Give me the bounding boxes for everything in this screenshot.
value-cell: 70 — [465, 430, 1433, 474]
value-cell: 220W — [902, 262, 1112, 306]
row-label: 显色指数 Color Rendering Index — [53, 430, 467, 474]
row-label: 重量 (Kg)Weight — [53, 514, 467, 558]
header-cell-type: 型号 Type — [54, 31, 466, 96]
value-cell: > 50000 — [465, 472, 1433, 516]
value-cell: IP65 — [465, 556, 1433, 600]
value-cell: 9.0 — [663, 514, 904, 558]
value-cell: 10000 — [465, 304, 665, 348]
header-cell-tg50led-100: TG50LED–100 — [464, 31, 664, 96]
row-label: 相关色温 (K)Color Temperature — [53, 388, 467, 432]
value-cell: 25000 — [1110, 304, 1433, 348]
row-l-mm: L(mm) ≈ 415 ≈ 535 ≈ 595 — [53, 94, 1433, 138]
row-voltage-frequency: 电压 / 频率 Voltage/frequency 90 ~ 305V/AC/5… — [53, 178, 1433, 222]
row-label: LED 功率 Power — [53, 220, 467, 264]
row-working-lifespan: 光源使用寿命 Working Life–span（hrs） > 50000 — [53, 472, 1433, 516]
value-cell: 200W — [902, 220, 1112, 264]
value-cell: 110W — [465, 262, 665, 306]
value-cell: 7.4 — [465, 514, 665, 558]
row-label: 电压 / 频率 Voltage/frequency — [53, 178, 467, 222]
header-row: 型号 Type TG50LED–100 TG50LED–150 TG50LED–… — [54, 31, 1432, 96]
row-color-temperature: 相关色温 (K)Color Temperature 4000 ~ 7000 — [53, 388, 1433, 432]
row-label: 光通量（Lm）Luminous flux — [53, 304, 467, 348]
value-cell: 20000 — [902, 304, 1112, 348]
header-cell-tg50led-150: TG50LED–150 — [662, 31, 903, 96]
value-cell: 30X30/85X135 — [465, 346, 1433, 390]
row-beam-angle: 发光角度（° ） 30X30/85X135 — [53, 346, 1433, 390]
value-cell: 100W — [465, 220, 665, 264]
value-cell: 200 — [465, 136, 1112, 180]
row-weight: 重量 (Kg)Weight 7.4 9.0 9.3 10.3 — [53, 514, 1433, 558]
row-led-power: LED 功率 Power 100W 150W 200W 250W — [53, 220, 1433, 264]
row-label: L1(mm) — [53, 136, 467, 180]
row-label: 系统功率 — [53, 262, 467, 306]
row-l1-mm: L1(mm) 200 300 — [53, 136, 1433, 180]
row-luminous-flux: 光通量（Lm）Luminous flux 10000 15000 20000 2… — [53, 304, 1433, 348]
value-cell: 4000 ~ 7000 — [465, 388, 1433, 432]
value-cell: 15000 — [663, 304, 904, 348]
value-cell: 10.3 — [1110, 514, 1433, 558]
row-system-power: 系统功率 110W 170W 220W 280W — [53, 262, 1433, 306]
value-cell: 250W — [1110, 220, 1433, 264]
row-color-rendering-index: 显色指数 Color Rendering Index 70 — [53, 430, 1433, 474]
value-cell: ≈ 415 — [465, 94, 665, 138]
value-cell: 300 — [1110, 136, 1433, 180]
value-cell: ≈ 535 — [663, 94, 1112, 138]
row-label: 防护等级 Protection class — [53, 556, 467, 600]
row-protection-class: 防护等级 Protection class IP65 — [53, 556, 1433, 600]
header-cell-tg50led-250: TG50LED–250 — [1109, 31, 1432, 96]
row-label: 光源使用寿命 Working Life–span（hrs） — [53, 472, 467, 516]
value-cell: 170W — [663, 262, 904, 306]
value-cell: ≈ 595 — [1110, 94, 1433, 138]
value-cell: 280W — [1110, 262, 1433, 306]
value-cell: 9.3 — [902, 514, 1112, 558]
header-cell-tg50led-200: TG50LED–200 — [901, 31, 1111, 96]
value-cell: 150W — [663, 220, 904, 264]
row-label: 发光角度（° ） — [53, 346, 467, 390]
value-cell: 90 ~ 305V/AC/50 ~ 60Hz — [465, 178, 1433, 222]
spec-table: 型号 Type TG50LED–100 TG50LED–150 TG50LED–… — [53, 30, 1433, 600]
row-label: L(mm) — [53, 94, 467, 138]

========

_WRITTEN TASK_: Lay out every line of the items above as a Markdown table with the columns "Row" and "Text". Number the rows in order and leave out blank lines.

_FULL SOLUTION_:
| Row | Text |
|---|---|
| 1 | Give me the bounding boxes for everything in this screenshot. |
| 2 | value-cell: 70 — [465, 430, 1433, 474] |
| 3 | value-cell: 220W — [902, 262, 1112, 306] |
| 4 | row-label: 显色指数 Color Rendering Index — [53, 430, 467, 474] |
| 5 | row-label: 重量 (Kg)Weight — [53, 514, 467, 558] |
| 6 | header-cell-type: 型号 Type — [54, 31, 466, 96] |
| 7 | value-cell: > 50000 — [465, 472, 1433, 516] |
| 8 | value-cell: IP65 — [465, 556, 1433, 600] |
| 9 | value-cell: 9.0 — [663, 514, 904, 558] |
| 10 | value-cell: 10000 — [465, 304, 665, 348] |
| 11 | header-cell-tg50led-100: TG50LED–100 — [464, 31, 664, 96] |
| 12 | row-label: 相关色温 (K)Color Temperature — [53, 388, 467, 432] |
| 13 | value-cell: 25000 — [1110, 304, 1433, 348] |
| 14 | row-l-mm: L(mm) ≈ 415 ≈ 535 ≈ 595 — [53, 94, 1433, 138] |
| 15 | row-voltage-frequency: 电压 / 频率 Voltage/frequency 90 ~ 305V/AC/5… — [53, 178, 1433, 222] |
| 16 | row-label: LED 功率 Power — [53, 220, 467, 264] |
| 17 | row-working-lifespan: 光源使用寿命 Working Life–span（hrs） > 50000 — [53, 472, 1433, 516] |
| 18 | value-cell: 200W — [902, 220, 1112, 264] |
| 19 | value-cell: 110W — [465, 262, 665, 306] |
| 20 | value-cell: 7.4 — [465, 514, 665, 558] |
| 21 | row-label: 电压 / 频率 Voltage/frequency — [53, 178, 467, 222] |
| 22 | header-row: 型号 Type TG50LED–100 TG50LED–150 TG50LED–… — [54, 31, 1432, 96] |
| 23 | row-color-temperature: 相关色温 (K)Color Temperature 4000 ~ 7000 — [53, 388, 1433, 432] |
| 24 | row-label: 光通量（Lm）Luminous flux — [53, 304, 467, 348] |
| 25 | value-cell: 20000 — [902, 304, 1112, 348] |
| 26 | header-cell-tg50led-150: TG50LED–150 — [662, 31, 903, 96] |
| 27 | value-cell: 30X30/85X135 — [465, 346, 1433, 390] |
| 28 | row-beam-angle: 发光角度（° ） 30X30/85X135 — [53, 346, 1433, 390] |
| 29 | value-cell: 100W — [465, 220, 665, 264] |
| 30 | value-cell: 200 — [465, 136, 1112, 180] |
| 31 | row-weight: 重量 (Kg)Weight 7.4 9.0 9.3 10.3 — [53, 514, 1433, 558] |
| 32 | row-led-power: LED 功率 Power 100W 150W 200W 250W — [53, 220, 1433, 264] |
| 33 | row-label: L1(mm) — [53, 136, 467, 180] |
| 34 | row-label: 系统功率 — [53, 262, 467, 306] |
| 35 | row-l1-mm: L1(mm) 200 300 — [53, 136, 1433, 180] |
| 36 | row-luminous-flux: 光通量（Lm）Luminous flux 10000 15000 20000 2… — [53, 304, 1433, 348] |
| 37 | value-cell: 4000 ~ 7000 — [465, 388, 1433, 432] |
| 38 | value-cell: 15000 — [663, 304, 904, 348] |
| 39 | value-cell: 10.3 — [1110, 514, 1433, 558] |
| 40 | row-system-power: 系统功率 110W 170W 220W 280W — [53, 262, 1433, 306] |
| 41 | value-cell: 250W — [1110, 220, 1433, 264] |
| 42 | row-color-rendering-index: 显色指数 Color Rendering Index 70 — [53, 430, 1433, 474] |
| 43 | value-cell: ≈ 415 — [465, 94, 665, 138] |
| 44 | value-cell: 300 — [1110, 136, 1433, 180] |
| 45 | value-cell: ≈ 535 — [663, 94, 1112, 138] |
| 46 | row-label: 防护等级 Protection class — [53, 556, 467, 600] |
| 47 | row-protection-class: 防护等级 Protection class IP65 — [53, 556, 1433, 600] |
| 48 | header-cell-tg50led-250: TG50LED–250 — [1109, 31, 1432, 96] |
| 49 | row-label: 光源使用寿命 Working Life–span（hrs） — [53, 472, 467, 516] |
| 50 | value-cell: 170W — [663, 262, 904, 306] |
| 51 | value-cell: ≈ 595 — [1110, 94, 1433, 138] |
| 52 | value-cell: 280W — [1110, 262, 1433, 306] |
| 53 | value-cell: 9.3 — [902, 514, 1112, 558] |
| 54 | header-cell-tg50led-200: TG50LED–200 — [901, 31, 1111, 96] |
| 55 | value-cell: 150W — [663, 220, 904, 264] |
| 56 | row-label: 发光角度（° ） — [53, 346, 467, 390] |
| 57 | value-cell: 90 ~ 305V/AC/50 ~ 60Hz — [465, 178, 1433, 222] |
| 58 | spec-table: 型号 Type TG50LED–100 TG50LED–150 TG50LED–… — [53, 30, 1433, 600] |
| 59 | row-label: L(mm) — [53, 94, 467, 138] |